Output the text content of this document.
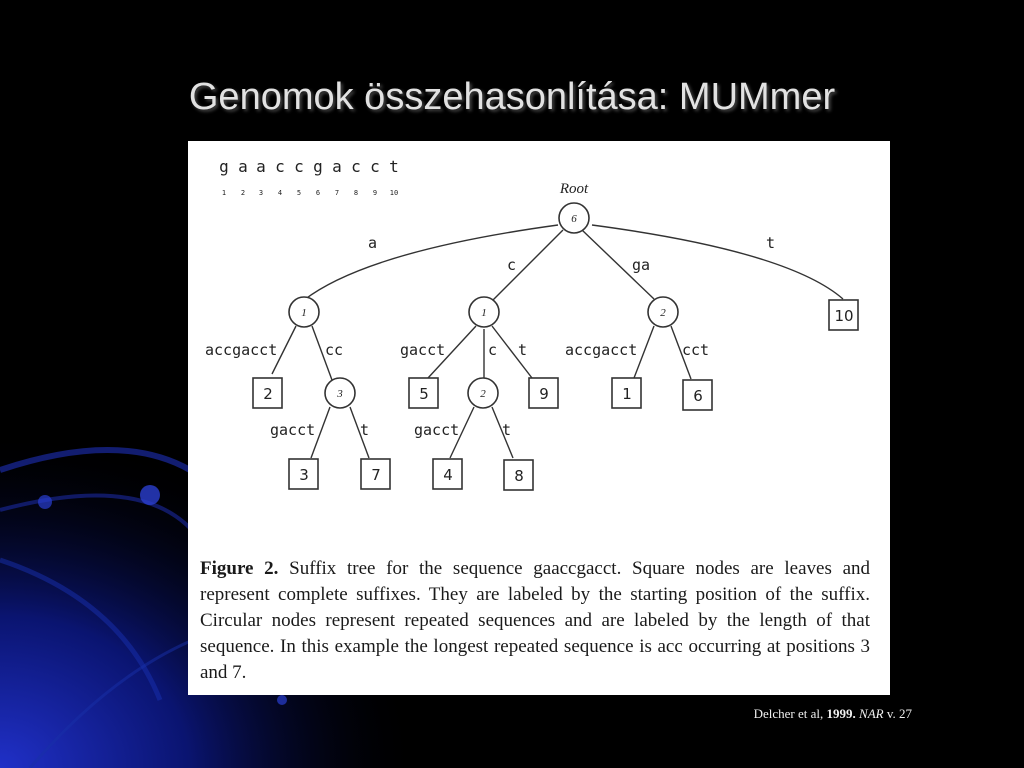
Genomok összehasonlítása: MUMmer
g a a c c g a c c t
1 2 3 4 5 6 7 8 9 10
a
c	ga
t
accgacct	cc	gacct	c t	accgacct	cct
gacct	t	gacct	t
Root
6
1	1	2
3	2
10
2	5	9	1	6
3	7	4	8
Figure 2. Suffix tree for the sequence gaaccgacct. Square nodes are leaves and represent complete suffixes. They are labeled by the starting position of the suffix. Circular nodes represent repeated sequences and are labeled by the length of that sequence. In this example the longest repeated sequence is acc occurring at positions 3 and 7.
Delcher et al, 1999. NAR v. 27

Action item:
Repeat the material verbatim but without any of its pictures.

Answer area:
Output the text content of this document.
Genomok összehasonlítása: MUMmer
g a a c c g a c c t
1 2 3 4 5 6 7 8 9 10
a
c	ga
t
accgacct	cc	gacct	c t	accgacct	cct
gacct	t	gacct	t
Root
6
1	1	2
3	2
10
2	5	9	1	6
3	7	4	8
Figure 2. Suffix tree for the sequence gaaccgacct. Square nodes are leaves and represent complete suffixes. They are labeled by the starting position of the suffix. Circular nodes represent repeated sequences and are labeled by the length of that sequence. In this example the longest repeated sequence is acc occurring at positions 3 and 7.
Delcher et al, 1999. NAR v. 27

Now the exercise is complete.